[WHAT THE TASK REQUIRES] Report the tally of lines featuring the word "groups" in the entries below, without anything else.

[INPUT]
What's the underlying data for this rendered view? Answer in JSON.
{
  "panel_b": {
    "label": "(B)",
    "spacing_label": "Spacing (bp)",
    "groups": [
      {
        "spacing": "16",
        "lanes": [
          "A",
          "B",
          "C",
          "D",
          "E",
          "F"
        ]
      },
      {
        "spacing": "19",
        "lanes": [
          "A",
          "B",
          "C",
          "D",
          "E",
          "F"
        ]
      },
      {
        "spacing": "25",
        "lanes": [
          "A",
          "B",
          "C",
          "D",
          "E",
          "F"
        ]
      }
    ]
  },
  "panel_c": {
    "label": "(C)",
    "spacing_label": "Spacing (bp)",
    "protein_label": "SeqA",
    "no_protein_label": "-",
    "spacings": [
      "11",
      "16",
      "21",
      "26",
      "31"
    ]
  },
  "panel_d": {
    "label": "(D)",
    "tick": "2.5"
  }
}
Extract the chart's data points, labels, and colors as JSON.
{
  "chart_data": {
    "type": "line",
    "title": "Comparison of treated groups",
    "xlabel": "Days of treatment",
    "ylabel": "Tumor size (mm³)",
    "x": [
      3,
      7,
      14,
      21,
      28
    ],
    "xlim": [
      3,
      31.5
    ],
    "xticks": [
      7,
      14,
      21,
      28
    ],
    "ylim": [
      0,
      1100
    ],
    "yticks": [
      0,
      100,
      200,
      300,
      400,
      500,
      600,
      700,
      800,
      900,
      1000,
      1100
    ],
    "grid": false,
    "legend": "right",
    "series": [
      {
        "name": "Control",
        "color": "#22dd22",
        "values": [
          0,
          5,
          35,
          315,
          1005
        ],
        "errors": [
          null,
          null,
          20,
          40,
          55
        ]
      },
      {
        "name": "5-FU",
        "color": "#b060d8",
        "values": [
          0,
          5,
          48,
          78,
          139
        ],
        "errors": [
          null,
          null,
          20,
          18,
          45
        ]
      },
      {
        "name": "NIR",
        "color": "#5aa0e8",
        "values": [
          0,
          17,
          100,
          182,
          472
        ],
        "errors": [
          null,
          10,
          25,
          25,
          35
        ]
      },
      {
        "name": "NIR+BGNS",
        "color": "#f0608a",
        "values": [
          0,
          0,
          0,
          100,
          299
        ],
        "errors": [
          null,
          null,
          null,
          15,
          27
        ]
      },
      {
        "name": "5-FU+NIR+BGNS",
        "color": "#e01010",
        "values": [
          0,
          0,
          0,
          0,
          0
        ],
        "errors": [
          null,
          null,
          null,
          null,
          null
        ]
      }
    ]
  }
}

[EXPECTED ANSWER] 2